Alıştırmanın amacı -
Aşağıdaki konferans haberine göre şu soruları cevaplayın:
1. Memur-Sen konferansı hangi otelde düzenledi?
2. Tatar'a göre Türkiye, milletvekilliği de yapan öğretmen kökenli hangi kişiyi buraya gönderdi?
3. İngiliz sömürge döneminde okullara neleri asmak yasaktı?

Kaynak belge -
# # #

EN

Cumhurbaşkanı Ersin Tatar, “50’nci yılında Kıbrıs Barış Harekatı Alternatif Bakış Açılarıyla Türk Tarihindeki Yeri” başlıklı konferansa katıldı

“Kıbrıs Türkü, bu topraklarda büyük bir varlık mücadelesi verdi... Kıbrıs meselesi Türkiyesiz çözülemez”

Fotoğraflar

“50’nci yılında Kıbrıs Barış Harekatı Alternatif Bakış Açılarıyla Türk Tarihindeki Yeri” başlıklı konferans Girne'de yapıldı.

Kıbrıs Türk Memur Sendikası (Memur-Sen), bugün, Acapulco Otel’de “50’nci yılında Kıbrıs Barış Harekatı - Alternatif Bakış Açılarıyla Türk Tarihindeki Yeri” başlıklı konferans düzenledi.
 
Konferans, 20 Temmuz 1974 Mutlu Barış Harekatı’nın 50’nci yıl dönümü etkinlikleri çerçevesinde Türk Eğitim -Sen öncülüğünde yapıldı.
 
Cumhurbaşkanı Ersin Tatar konferansta yaptığı konuşmada, 50’nci yıl dönümünün büyük bir coşkuyla kutlandığı Barış Harekatı’nı alternatif bakış açısıyla değerlendiren bu organizasyonu düzenleyenlere teşekkür etti.
 
Kıbrıs Türkü’nün bu topraklarda büyük bir varlık mücadelesi verdiğini anımsatan Cumhurbaşkanı Tatar, Kıbrıs Türk halkının kendi kimliği, kendi kültürü ve milli değerleriyle adadaki varlığını sürdürebilmesi için Anavatan Türkiye’nin desteğinin önemli olduğunu vurguladı.
 
Türkiye’nin 1950’lerdeki zor yıllarda burayı unutmadığını, Kıbrıs’taki milli eğitimin devam etmesi için gereğini yaptığını belirten Cumhurbaşkanı Tatar, Hasene Ilgaz gibi milletvekilliği de yapan öğretmen kökenli insanları buraya gönderdiğini, buradaki eğitimcilerle Kıbrıs Türk eğitim sisteminin geliştirilmesi için çok çalışmalar yaptığını söyledi.
 
İngiliz sömürge döneminde büyük zorluklar yaşandığını, Türk bayraklarının, Büyük Önder Mustafa Kemal Atatürk'ün fotoğraflarının okullara asılmasının yasak olduğunu anımsatan Cumhurbaşkanı Tatar, şöyle devam etti:
 
“Daha o zamandan Anavatanla bağlarımızı koparma, eğitim müfredatımızın bambaşka yerlere çekilmesi, insanlarımızın milli değerlerinden, kültürlerinden, dinlerinden uzaklaştırma, burada farklı bir toplum yaratma noktasında uğraş ve çabaları vardı…”

# # #

Kayıtlı veriler -
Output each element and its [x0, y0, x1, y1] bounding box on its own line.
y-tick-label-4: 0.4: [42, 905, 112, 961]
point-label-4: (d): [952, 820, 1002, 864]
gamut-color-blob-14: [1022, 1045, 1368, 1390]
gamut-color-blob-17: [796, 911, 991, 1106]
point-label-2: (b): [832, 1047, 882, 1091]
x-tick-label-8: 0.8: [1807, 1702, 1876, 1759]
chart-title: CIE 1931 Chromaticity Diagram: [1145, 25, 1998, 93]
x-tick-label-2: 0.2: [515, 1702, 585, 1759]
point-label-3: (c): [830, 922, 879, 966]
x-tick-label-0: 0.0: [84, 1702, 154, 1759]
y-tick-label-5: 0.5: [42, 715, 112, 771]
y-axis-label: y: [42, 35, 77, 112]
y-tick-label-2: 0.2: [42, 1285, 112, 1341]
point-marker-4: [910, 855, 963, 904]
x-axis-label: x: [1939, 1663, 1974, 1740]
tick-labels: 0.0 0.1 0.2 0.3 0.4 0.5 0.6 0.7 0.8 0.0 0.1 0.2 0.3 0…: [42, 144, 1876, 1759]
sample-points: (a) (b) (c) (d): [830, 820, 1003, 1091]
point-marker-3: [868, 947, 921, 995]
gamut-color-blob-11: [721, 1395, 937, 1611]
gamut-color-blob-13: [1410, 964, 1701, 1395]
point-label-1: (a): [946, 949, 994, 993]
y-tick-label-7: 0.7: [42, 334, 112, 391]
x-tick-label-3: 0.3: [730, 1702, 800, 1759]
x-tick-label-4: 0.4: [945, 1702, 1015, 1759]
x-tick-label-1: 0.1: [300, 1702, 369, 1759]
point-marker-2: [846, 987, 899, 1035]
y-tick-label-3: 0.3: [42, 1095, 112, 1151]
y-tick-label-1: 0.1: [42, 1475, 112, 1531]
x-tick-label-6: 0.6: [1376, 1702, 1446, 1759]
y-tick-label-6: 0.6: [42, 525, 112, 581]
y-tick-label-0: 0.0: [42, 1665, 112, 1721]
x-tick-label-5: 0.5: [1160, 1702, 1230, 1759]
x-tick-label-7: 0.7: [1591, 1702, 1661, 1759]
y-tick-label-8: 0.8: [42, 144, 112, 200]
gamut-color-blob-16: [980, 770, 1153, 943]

# # #

Görevin cevabı -
1. Acapulco Otel'de.
2. Hasene Ilgaz'ı.
3. Türk bayraklarını ve Mustafa Kemal Atatürk'ün fotoğraflarını.